__Items stored from a collection__.
* * *

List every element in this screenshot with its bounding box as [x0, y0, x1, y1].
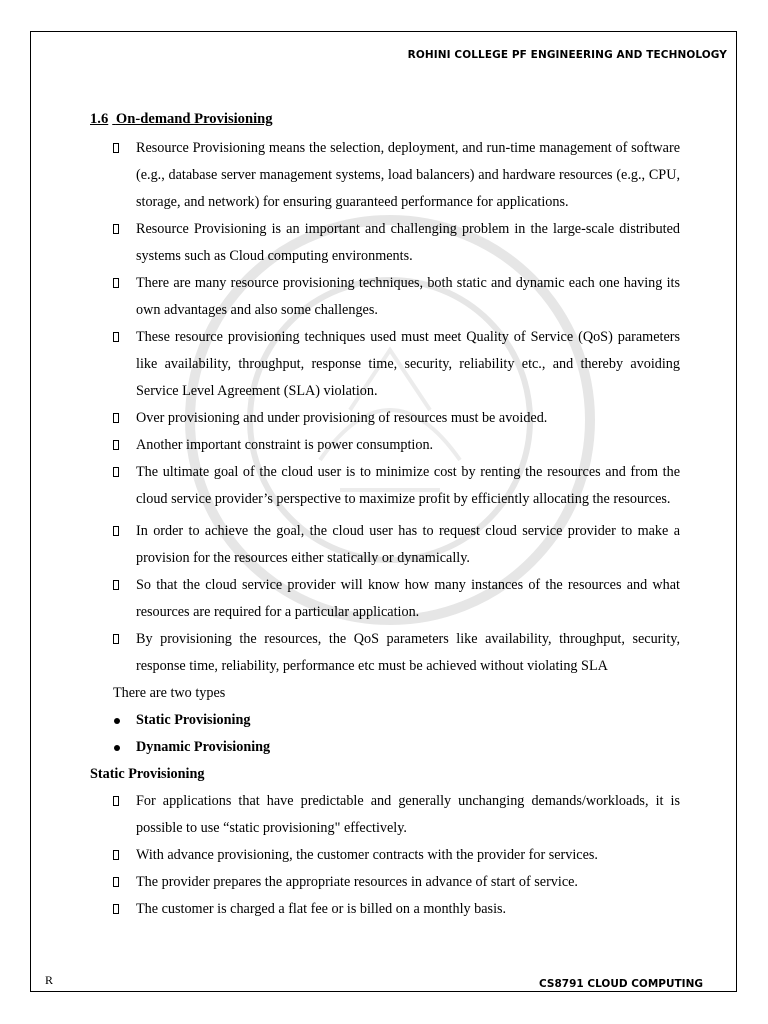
list-item-text: There are many resource provisioning techniques, both static and dynamic each one having its own advantages and also some challenges. [136, 275, 680, 318]
bullet-box-icon [113, 850, 119, 860]
list-item [90, 270, 680, 324]
section-title: On-demand Provisioning [115, 111, 273, 127]
list-item-text: By provisioning the resources, the QoS parameters like availability, throughput, security, response time, reliability, performance etc must be achieved without violating SLA [136, 631, 680, 674]
list-item-text: The provider prepares the appropriate resources in advance of start of service. [136, 874, 578, 890]
bullet-box-icon [113, 634, 119, 644]
bullet-box-icon [113, 580, 119, 590]
list-item-text: Resource Provisioning is an important and challenging problem in the large-scale distributed systems such as Cloud computing environments. [136, 221, 680, 264]
course-footer: CS8791 CLOUD COMPUTING [539, 978, 703, 990]
bullet-box-icon [113, 526, 119, 536]
college-header: ROHINI COLLEGE PF ENGINEERING AND TECHNOLOGY [407, 49, 727, 61]
bullet-dot-icon [114, 745, 120, 751]
list-item [90, 842, 680, 869]
bullet-box-icon [113, 877, 119, 887]
list-item-text: The ultimate goal of the cloud user is to minimize cost by renting the resources and from the cloud service provider’s perspective to maximize profit by efficiently allocating the resources. [136, 464, 680, 507]
list-item-text: Resource Provisioning means the selection, deployment, and run-time management of software (e.g., database server management systems, load balancers) and hardware resources (e.g., CPU, storage, and network) for ensuring guaranteed performance for applications. [136, 140, 680, 210]
types-intro: There are two types [113, 685, 226, 701]
bullet-dot-icon [114, 718, 120, 724]
static-provisioning-heading: Static Provisioning [90, 766, 205, 782]
list-item [90, 405, 680, 432]
list-item [90, 734, 680, 761]
list-item [90, 432, 680, 459]
list-item [90, 626, 680, 680]
types-list [90, 707, 680, 761]
list-item [90, 788, 680, 842]
list-item-text: Dynamic Provisioning [136, 739, 271, 755]
list-item [90, 324, 680, 405]
list-item [90, 459, 680, 513]
list-item-text: Another important constraint is power consumption. [136, 437, 434, 453]
document-body [90, 108, 680, 923]
list-item-text: These resource provisioning techniques used must meet Quality of Service (QoS) parameters like availability, throughput, response time, security, reliability etc., and thereby avoiding Service Level Agreement (SLA) violation. [136, 329, 680, 399]
bullet-box-icon [113, 413, 119, 423]
bullet-box-icon [113, 904, 119, 914]
list-item [90, 896, 680, 923]
bullet-box-icon [113, 224, 119, 234]
list-item-text: The customer is charged a flat fee or is billed on a monthly basis. [136, 901, 507, 917]
list-item-text: In order to achieve the goal, the cloud user has to request cloud service provider to make a provision for the resources either statically or dynamically. [136, 523, 680, 566]
list-item [90, 707, 680, 734]
bullet-box-icon [113, 796, 119, 806]
bullet-box-icon [113, 467, 119, 477]
bullet-box-icon [113, 143, 119, 153]
bullet-box-icon [113, 332, 119, 342]
list-item [90, 572, 680, 626]
list-item-text: With advance provisioning, the customer contracts with the provider for services. [136, 847, 598, 863]
list-item [90, 518, 680, 572]
list-item-text: Over provisioning and under provisioning of resources must be avoided. [136, 410, 548, 426]
static-bullet-list [90, 788, 680, 923]
section-number: 1.6 [90, 111, 109, 127]
list-item-text: So that the cloud service provider will know how many instances of the resources and what resources are required for a particular application. [136, 577, 680, 620]
provisioning-bullet-list [90, 135, 680, 680]
list-item-text: For applications that have predictable and generally unchanging demands/workloads, it is possible to use “static provisioning" effectively. [136, 793, 680, 836]
bullet-box-icon [113, 278, 119, 288]
list-item [90, 135, 680, 216]
list-item [90, 216, 680, 270]
list-item-text: Static Provisioning [136, 712, 251, 728]
section-heading [90, 108, 680, 130]
footer-left-mark: R [45, 973, 54, 987]
list-item [90, 869, 680, 896]
bullet-box-icon [113, 440, 119, 450]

* * *

__Brief__. Please rewrite each line of the material above as a JSON list of strings, one string per line, with blank lines left out. Leave the pictures out of your answer.

__Output below__.
[
  "List every element in this screenshot with its bounding box as [x0, y0, x1, y1].",
  "list-item-text: There are many resource provisioning techniques, both static and dynamic each one having its own advantages and also some challenges. [136, 275, 680, 318]",
  "bullet-box-icon [113, 850, 119, 860]",
  "list-item [90, 270, 680, 324]",
  "section-title: On-demand Provisioning [115, 111, 273, 127]",
  "list-item-text: By provisioning the resources, the QoS parameters like availability, throughput, security, response time, reliability, performance etc must be achieved without violating SLA [136, 631, 680, 674]",
  "list-item-text: The provider prepares the appropriate resources in advance of start of service. [136, 874, 578, 890]",
  "bullet-box-icon [113, 634, 119, 644]",
  "bullet-box-icon [113, 580, 119, 590]",
  "list-item-text: Resource Provisioning is an important and challenging problem in the large-scale distributed systems such as Cloud computing environments. [136, 221, 680, 264]",
  "course-footer: CS8791 CLOUD COMPUTING [539, 978, 703, 990]",
  "bullet-box-icon [113, 526, 119, 536]",
  "college-header: ROHINI COLLEGE PF ENGINEERING AND TECHNOLOGY [407, 49, 727, 61]",
  "bullet-dot-icon [114, 745, 120, 751]",
  "list-item [90, 842, 680, 869]",
  "bullet-box-icon [113, 877, 119, 887]",
  "list-item-text: The ultimate goal of the cloud user is to minimize cost by renting the resources and from the cloud service provider’s perspective to maximize profit by efficiently allocating the resources. [136, 464, 680, 507]",
  "list-item-text: Resource Provisioning means the selection, deployment, and run-time management of software (e.g., database server management systems, load balancers) and hardware resources (e.g., CPU, storage, and network) for ensuring guaranteed performance for applications. [136, 140, 680, 210]",
  "types-intro: There are two types [113, 685, 226, 701]",
  "bullet-dot-icon [114, 718, 120, 724]",
  "static-provisioning-heading: Static Provisioning [90, 766, 205, 782]",
  "list-item [90, 405, 680, 432]",
  "list-item [90, 734, 680, 761]",
  "list-item [90, 432, 680, 459]",
  "list-item [90, 626, 680, 680]",
  "types-list [90, 707, 680, 761]",
  "list-item [90, 788, 680, 842]",
  "list-item-text: Dynamic Provisioning [136, 739, 271, 755]",
  "list-item [90, 324, 680, 405]",
  "list-item [90, 459, 680, 513]",
  "list-item-text: Another important constraint is power consumption. [136, 437, 434, 453]",
  "document-body [90, 108, 680, 923]",
  "list-item-text: These resource provisioning techniques used must meet Quality of Service (QoS) parameters like availability, throughput, response time, security, reliability etc., and thereby avoiding Service Level Agreement (SLA) violation. [136, 329, 680, 399]",
  "bullet-box-icon [113, 413, 119, 423]",
  "bullet-box-icon [113, 904, 119, 914]",
  "list-item [90, 896, 680, 923]",
  "bullet-box-icon [113, 224, 119, 234]",
  "list-item-text: The customer is charged a flat fee or is billed on a monthly basis. [136, 901, 507, 917]",
  "list-item-text: In order to achieve the goal, the cloud user has to request cloud service provider to make a provision for the resources either statically or dynamically. [136, 523, 680, 566]",
  "list-item [90, 707, 680, 734]",
  "bullet-box-icon [113, 796, 119, 806]",
  "bullet-box-icon [113, 467, 119, 477]",
  "bullet-box-icon [113, 143, 119, 153]",
  "bullet-box-icon [113, 332, 119, 342]",
  "list-item [90, 572, 680, 626]",
  "list-item-text: With advance provisioning, the customer contracts with the provider for services. [136, 847, 598, 863]",
  "list-item [90, 518, 680, 572]",
  "list-item-text: Over provisioning and under provisioning of resources must be avoided. [136, 410, 548, 426]",
  "static-bullet-list [90, 788, 680, 923]",
  "section-number: 1.6 [90, 111, 109, 127]",
  "list-item-text: So that the cloud service provider will know how many instances of the resources and what resources are required for a particular application. [136, 577, 680, 620]",
  "provisioning-bullet-list [90, 135, 680, 680]",
  "list-item-text: For applications that have predictable and generally unchanging demands/workloads, it is possible to use “static provisioning\" effectively. [136, 793, 680, 836]",
  "bullet-box-icon [113, 278, 119, 288]",
  "list-item [90, 135, 680, 216]",
  "list-item [90, 216, 680, 270]",
  "list-item-text: Static Provisioning [136, 712, 251, 728]",
  "section-heading [90, 108, 680, 130]",
  "footer-left-mark: R [45, 973, 54, 987]",
  "list-item [90, 869, 680, 896]",
  "bullet-box-icon [113, 440, 119, 450]"
]